**The request:** Write out the whole listing, matching it exactly.
━━ Provided data ━━
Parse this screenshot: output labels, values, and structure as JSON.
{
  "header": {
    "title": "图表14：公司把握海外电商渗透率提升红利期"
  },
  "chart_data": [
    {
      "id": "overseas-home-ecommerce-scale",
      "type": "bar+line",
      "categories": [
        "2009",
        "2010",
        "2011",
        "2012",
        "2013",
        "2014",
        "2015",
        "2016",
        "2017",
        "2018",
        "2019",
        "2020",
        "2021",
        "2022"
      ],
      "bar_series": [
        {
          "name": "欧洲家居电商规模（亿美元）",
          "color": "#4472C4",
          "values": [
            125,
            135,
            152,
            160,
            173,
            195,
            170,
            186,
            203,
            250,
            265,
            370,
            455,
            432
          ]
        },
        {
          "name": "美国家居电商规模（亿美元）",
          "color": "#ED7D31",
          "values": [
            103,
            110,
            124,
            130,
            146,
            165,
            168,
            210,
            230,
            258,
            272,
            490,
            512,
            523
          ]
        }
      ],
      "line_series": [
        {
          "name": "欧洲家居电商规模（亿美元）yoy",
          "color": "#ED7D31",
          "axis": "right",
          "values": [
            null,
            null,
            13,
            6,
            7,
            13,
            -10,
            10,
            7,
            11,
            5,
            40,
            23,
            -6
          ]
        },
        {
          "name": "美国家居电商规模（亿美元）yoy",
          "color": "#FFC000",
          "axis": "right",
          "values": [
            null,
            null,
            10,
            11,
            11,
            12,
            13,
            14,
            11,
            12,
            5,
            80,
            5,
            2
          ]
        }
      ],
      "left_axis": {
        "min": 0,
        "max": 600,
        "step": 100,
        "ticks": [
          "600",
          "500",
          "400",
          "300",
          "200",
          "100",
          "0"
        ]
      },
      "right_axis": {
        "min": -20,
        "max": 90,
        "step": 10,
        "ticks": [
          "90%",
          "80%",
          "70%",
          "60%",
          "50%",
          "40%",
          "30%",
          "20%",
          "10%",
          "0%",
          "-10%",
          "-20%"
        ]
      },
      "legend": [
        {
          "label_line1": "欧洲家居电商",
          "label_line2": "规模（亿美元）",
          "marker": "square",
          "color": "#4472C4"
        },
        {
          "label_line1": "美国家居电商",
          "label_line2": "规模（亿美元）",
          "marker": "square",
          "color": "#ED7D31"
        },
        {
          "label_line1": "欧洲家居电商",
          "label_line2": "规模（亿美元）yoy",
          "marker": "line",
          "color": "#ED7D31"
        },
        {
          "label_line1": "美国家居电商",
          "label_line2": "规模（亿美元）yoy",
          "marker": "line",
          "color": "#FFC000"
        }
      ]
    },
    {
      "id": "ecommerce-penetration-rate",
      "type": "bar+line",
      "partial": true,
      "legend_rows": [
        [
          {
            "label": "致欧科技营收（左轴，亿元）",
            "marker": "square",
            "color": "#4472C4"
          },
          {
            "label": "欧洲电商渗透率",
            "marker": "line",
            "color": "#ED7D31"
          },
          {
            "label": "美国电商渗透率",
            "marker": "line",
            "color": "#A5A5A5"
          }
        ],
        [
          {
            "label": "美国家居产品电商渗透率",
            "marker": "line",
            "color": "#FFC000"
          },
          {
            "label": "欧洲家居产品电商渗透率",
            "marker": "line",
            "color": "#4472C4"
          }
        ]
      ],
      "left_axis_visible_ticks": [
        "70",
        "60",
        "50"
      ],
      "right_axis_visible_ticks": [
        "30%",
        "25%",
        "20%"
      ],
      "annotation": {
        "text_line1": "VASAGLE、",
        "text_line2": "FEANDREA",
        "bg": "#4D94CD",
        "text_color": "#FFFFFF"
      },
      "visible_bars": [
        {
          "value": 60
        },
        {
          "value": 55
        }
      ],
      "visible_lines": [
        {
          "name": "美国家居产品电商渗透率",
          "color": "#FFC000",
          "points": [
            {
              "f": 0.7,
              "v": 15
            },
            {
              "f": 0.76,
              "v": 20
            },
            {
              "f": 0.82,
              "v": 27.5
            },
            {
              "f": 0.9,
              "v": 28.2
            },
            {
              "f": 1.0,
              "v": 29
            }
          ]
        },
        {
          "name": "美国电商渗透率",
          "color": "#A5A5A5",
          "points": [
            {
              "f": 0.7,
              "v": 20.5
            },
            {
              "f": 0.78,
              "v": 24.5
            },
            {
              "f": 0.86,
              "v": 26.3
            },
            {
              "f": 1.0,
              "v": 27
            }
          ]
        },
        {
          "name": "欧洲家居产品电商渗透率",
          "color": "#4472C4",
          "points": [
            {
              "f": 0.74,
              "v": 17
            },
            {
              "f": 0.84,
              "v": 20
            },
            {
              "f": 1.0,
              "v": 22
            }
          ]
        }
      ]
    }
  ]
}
━━━
**Written solution:**
Parse this screenshot: output labels, values, and structure as JSON.
{
  "header": {
    "title": "图表14：公司把握海外电商渗透率提升红利期"
  },
  "chart_data": [
    {
      "id": "overseas-home-ecommerce-scale",
      "type": "bar+line",
      "categories": [
        "2009",
        "2010",
        "2011",
        "2012",
        "2013",
        "2014",
        "2015",
        "2016",
        "2017",
        "2018",
        "2019",
        "2020",
        "2021",
        "2022"
      ],
      "bar_series": [
        {
          "name": "欧洲家居电商规模（亿美元）",
          "color": "#4472C4",
          "values": [
            125,
            135,
            152,
            160,
            173,
            195,
            170,
            186,
            203,
            250,
            265,
            370,
            455,
            432
          ]
        },
        {
          "name": "美国家居电商规模（亿美元）",
          "color": "#ED7D31",
          "values": [
            103,
            110,
            124,
            130,
            146,
            165,
            168,
            210,
            230,
            258,
            272,
            490,
            512,
            523
          ]
        }
      ],
      "line_series": [
        {
          "name": "欧洲家居电商规模（亿美元）yoy",
          "color": "#ED7D31",
          "axis": "right",
          "values": [
            null,
            null,
            13,
            6,
            7,
            13,
            -10,
            10,
            7,
            11,
            5,
            40,
            23,
            -6
          ]
        },
        {
          "name": "美国家居电商规模（亿美元）yoy",
          "color": "#FFC000",
          "axis": "right",
          "values": [
            null,
            null,
            10,
            11,
            11,
            12,
            13,
            14,
            11,
            12,
            5,
            80,
            5,
            2
          ]
        }
      ],
      "left_axis": {
        "min": 0,
        "max": 600,
        "step": 100,
        "ticks": [
          "600",
          "500",
          "400",
          "300",
          "200",
          "100",
          "0"
        ]
      },
      "right_axis": {
        "min": -20,
        "max": 90,
        "step": 10,
        "ticks": [
          "90%",
          "80%",
          "70%",
          "60%",
          "50%",
          "40%",
          "30%",
          "20%",
          "10%",
          "0%",
          "-10%",
          "-20%"
        ]
      },
      "legend": [
        {
          "label_line1": "欧洲家居电商",
          "label_line2": "规模（亿美元）",
          "marker": "square",
          "color": "#4472C4"
        },
        {
          "label_line1": "美国家居电商",
          "label_line2": "规模（亿美元）",
          "marker": "square",
          "color": "#ED7D31"
        },
        {
          "label_line1": "欧洲家居电商",
          "label_line2": "规模（亿美元）yoy",
          "marker": "line",
          "color": "#ED7D31"
        },
        {
          "label_line1": "美国家居电商",
          "label_line2": "规模（亿美元）yoy",
          "marker": "line",
          "color": "#FFC000"
        }
      ]
    },
    {
      "id": "ecommerce-penetration-rate",
      "type": "bar+line",
      "partial": true,
      "legend_rows": [
        [
          {
            "label": "致欧科技营收（左轴，亿元）",
            "marker": "square",
            "color": "#4472C4"
          },
          {
            "label": "欧洲电商渗透率",
            "marker": "line",
            "color": "#ED7D31"
          },
          {
            "label": "美国电商渗透率",
            "marker": "line",
            "color": "#A5A5A5"
          }
        ],
        [
          {
            "label": "美国家居产品电商渗透率",
            "marker": "line",
            "color": "#FFC000"
          },
          {
            "label": "欧洲家居产品电商渗透率",
            "marker": "line",
            "color": "#4472C4"
          }
        ]
      ],
      "left_axis_visible_ticks": [
        "70",
        "60",
        "50"
      ],
      "right_axis_visible_ticks": [
        "30%",
        "25%",
        "20%"
      ],
      "annotation": {
        "text_line1": "VASAGLE、",
        "text_line2": "FEANDREA",
        "bg": "#4D94CD",
        "text_color": "#FFFFFF"
      },
      "visible_bars": [
        {
          "value": 60
        },
        {
          "value": 55
        }
      ],
      "visible_lines": [
        {
          "name": "美国家居产品电商渗透率",
          "color": "#FFC000",
          "points": [
            {
              "f": 0.7,
              "v": 15
            },
            {
              "f": 0.76,
              "v": 20
            },
            {
              "f": 0.82,
              "v": 27.5
            },
            {
              "f": 0.9,
              "v": 28.2
            },
            {
              "f": 1.0,
              "v": 29
            }
          ]
        },
        {
          "name": "美国电商渗透率",
          "color": "#A5A5A5",
          "points": [
            {
              "f": 0.7,
              "v": 20.5
            },
            {
              "f": 0.78,
              "v": 24.5
            },
            {
              "f": 0.86,
              "v": 26.3
            },
            {
              "f": 1.0,
              "v": 27
            }
          ]
        },
        {
          "name": "欧洲家居产品电商渗透率",
          "color": "#4472C4",
          "points": [
            {
              "f": 0.74,
              "v": 17
            },
            {
              "f": 0.84,
              "v": 20
            },
            {
              "f": 1.0,
              "v": 22
            }
          ]
        }
      ]
    }
  ]
}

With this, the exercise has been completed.